:: REQUIREMENTS ::
Reproduce each line from the records that holds "可分辨出恒星和行星".

:: GIVEN DATA ::
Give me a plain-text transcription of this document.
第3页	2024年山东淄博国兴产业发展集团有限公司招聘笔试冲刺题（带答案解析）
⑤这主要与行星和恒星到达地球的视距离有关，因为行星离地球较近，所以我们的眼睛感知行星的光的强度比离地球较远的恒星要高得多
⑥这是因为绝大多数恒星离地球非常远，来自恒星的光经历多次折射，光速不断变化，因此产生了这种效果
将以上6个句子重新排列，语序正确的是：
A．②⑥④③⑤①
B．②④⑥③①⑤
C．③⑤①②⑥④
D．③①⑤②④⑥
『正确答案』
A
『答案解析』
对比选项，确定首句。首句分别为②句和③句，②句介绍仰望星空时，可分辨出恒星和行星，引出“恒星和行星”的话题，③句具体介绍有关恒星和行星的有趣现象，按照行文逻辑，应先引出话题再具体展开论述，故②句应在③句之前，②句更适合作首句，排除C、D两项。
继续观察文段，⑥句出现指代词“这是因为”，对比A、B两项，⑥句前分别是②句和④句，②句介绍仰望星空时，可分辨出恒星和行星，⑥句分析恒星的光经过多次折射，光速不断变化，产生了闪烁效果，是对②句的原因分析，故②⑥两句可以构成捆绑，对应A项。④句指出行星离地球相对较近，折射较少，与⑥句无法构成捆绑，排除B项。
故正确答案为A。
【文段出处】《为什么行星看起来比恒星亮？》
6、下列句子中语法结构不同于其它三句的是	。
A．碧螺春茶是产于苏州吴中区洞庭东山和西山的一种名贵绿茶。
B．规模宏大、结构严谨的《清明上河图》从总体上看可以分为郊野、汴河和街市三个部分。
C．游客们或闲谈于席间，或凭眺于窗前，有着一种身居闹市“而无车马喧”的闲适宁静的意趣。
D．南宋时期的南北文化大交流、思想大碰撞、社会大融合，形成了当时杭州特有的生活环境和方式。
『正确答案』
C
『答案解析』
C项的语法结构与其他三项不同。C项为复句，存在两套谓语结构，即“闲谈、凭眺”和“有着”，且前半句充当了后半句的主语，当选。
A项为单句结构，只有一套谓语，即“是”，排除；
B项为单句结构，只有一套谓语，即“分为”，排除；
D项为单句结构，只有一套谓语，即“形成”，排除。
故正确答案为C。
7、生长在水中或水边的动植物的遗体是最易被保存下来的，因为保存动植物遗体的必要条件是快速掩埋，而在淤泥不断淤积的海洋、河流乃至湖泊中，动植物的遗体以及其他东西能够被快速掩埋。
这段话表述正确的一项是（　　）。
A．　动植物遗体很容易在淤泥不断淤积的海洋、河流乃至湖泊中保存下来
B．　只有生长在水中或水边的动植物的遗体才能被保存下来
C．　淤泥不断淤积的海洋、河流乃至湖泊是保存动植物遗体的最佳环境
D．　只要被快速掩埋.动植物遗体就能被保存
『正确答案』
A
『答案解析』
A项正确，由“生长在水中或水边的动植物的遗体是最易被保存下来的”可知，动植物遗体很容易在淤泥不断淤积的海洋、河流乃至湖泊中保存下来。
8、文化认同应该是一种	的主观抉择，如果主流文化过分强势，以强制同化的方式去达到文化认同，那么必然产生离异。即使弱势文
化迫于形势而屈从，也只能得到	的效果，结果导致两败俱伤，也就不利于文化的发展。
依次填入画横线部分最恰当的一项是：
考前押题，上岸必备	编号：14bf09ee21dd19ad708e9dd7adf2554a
* * *
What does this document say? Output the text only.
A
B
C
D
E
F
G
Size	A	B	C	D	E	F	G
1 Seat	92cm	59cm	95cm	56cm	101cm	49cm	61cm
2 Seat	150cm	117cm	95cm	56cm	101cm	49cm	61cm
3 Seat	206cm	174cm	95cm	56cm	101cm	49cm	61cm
==
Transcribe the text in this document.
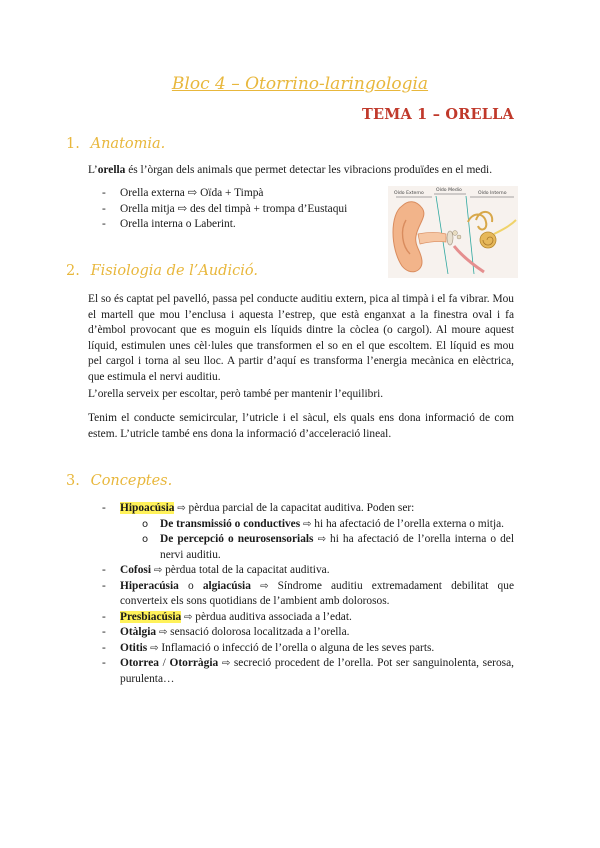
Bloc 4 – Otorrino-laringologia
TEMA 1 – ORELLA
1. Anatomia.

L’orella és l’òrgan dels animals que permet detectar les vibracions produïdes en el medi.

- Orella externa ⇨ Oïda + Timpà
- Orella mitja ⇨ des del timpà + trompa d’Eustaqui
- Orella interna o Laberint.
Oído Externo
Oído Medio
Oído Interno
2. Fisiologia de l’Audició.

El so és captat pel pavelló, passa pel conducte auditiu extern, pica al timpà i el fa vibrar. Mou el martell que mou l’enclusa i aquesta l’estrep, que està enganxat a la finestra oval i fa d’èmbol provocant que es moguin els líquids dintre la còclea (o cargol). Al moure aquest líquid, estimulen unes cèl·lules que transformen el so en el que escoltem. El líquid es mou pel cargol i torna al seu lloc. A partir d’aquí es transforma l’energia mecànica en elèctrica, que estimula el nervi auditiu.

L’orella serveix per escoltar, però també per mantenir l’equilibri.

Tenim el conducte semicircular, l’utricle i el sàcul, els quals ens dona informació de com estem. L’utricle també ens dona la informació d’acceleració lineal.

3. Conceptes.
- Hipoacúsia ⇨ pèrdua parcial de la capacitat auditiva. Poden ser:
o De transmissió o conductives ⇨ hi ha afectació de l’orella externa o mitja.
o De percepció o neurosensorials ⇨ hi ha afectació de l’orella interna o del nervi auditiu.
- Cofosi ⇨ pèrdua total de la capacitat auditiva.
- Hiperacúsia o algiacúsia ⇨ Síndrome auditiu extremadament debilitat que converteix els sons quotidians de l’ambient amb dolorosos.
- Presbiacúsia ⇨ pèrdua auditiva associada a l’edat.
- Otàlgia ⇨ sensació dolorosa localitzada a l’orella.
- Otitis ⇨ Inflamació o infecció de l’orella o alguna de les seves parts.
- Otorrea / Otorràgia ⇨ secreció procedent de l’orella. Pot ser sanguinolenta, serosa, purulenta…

:: RESPONSE TO THIS EXERCISE ::
对比选项，确定首句。首句分别为②句和③句，②句介绍仰望星空时，可分辨出恒星和行星，引出“恒星和行星”的话题，③句具体介绍有关恒星和行星的有趣现象，按照行文逻辑，应先引出话题再具体展开论述，故②句应在③句之前，②句更适合作首句，排除C、D两项。
继续观察文段，⑥句出现指代词“这是因为”，对比A、B两项，⑥句前分别是②句和④句，②句介绍仰望星空时，可分辨出恒星和行星，⑥句分析恒星的光经过多次折射，光速不断变化，产生了闪烁效果，是对②句的原因分析，故②⑥两句可以构成捆绑，对应A项。④句指出行星离地球相对较近，折射较少，与⑥句无法构成捆绑，排除B项。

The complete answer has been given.